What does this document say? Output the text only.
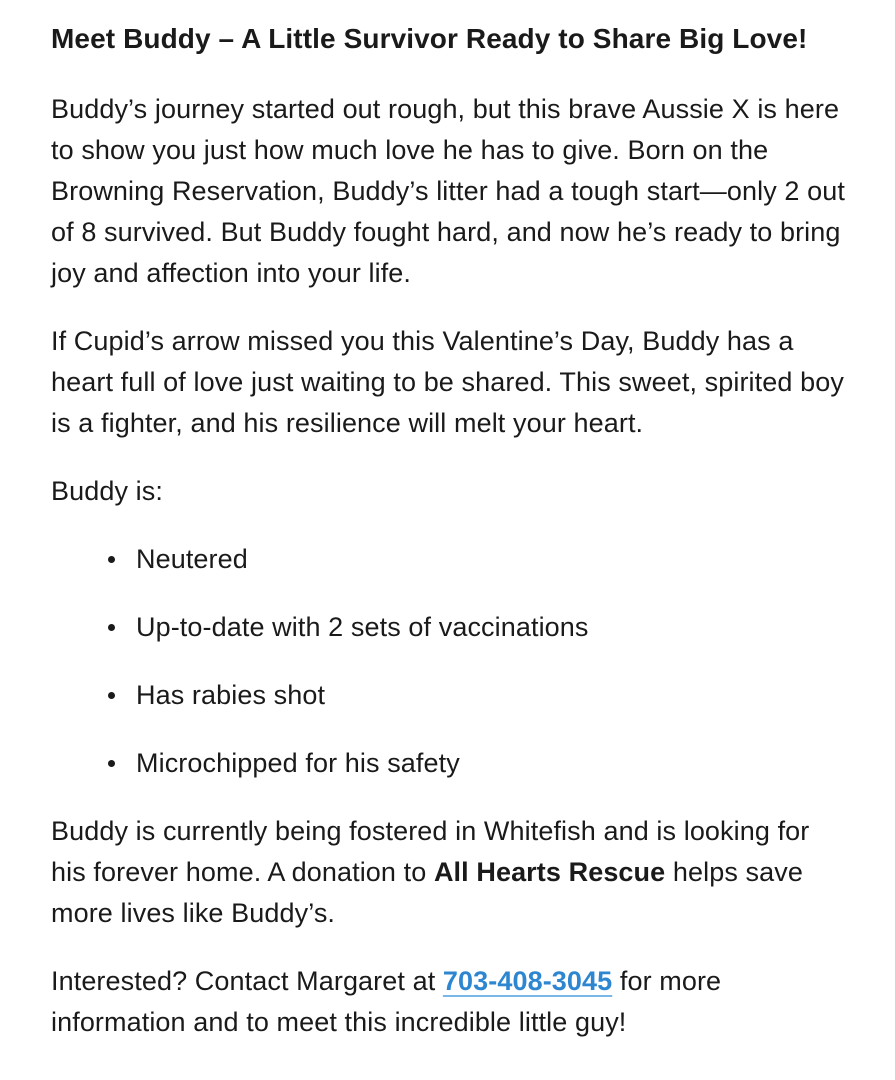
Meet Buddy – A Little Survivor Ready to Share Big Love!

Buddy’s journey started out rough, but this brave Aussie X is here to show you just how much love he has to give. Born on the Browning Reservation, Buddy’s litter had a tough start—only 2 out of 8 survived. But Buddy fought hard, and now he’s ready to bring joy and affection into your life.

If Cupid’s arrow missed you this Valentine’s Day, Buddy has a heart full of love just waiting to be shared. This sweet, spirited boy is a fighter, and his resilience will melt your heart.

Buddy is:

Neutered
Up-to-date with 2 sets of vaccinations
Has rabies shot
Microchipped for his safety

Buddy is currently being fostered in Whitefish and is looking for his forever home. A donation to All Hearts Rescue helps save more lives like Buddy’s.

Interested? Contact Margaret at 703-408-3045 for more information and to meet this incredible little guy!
+ + +
**Job**
Copy the material shown above in full and exactly. Skip the pictures.

**The solution**
What does this document say? Output the text only.
Meet Buddy – A Little Survivor Ready to Share Big Love!

Buddy’s journey started out rough, but this brave Aussie X is here to show you just how much love he has to give. Born on the Browning Reservation, Buddy’s litter had a tough start—only 2 out of 8 survived. But Buddy fought hard, and now he’s ready to bring joy and affection into your life.

If Cupid’s arrow missed you this Valentine’s Day, Buddy has a heart full of love just waiting to be shared. This sweet, spirited boy is a fighter, and his resilience will melt your heart.

Buddy is:

Neutered
Up-to-date with 2 sets of vaccinations
Has rabies shot
Microchipped for his safety

Buddy is currently being fostered in Whitefish and is looking for his forever home. A donation to All Hearts Rescue helps save more lives like Buddy’s.

Interested? Contact Margaret at 703-408-3045 for more information and to meet this incredible little guy!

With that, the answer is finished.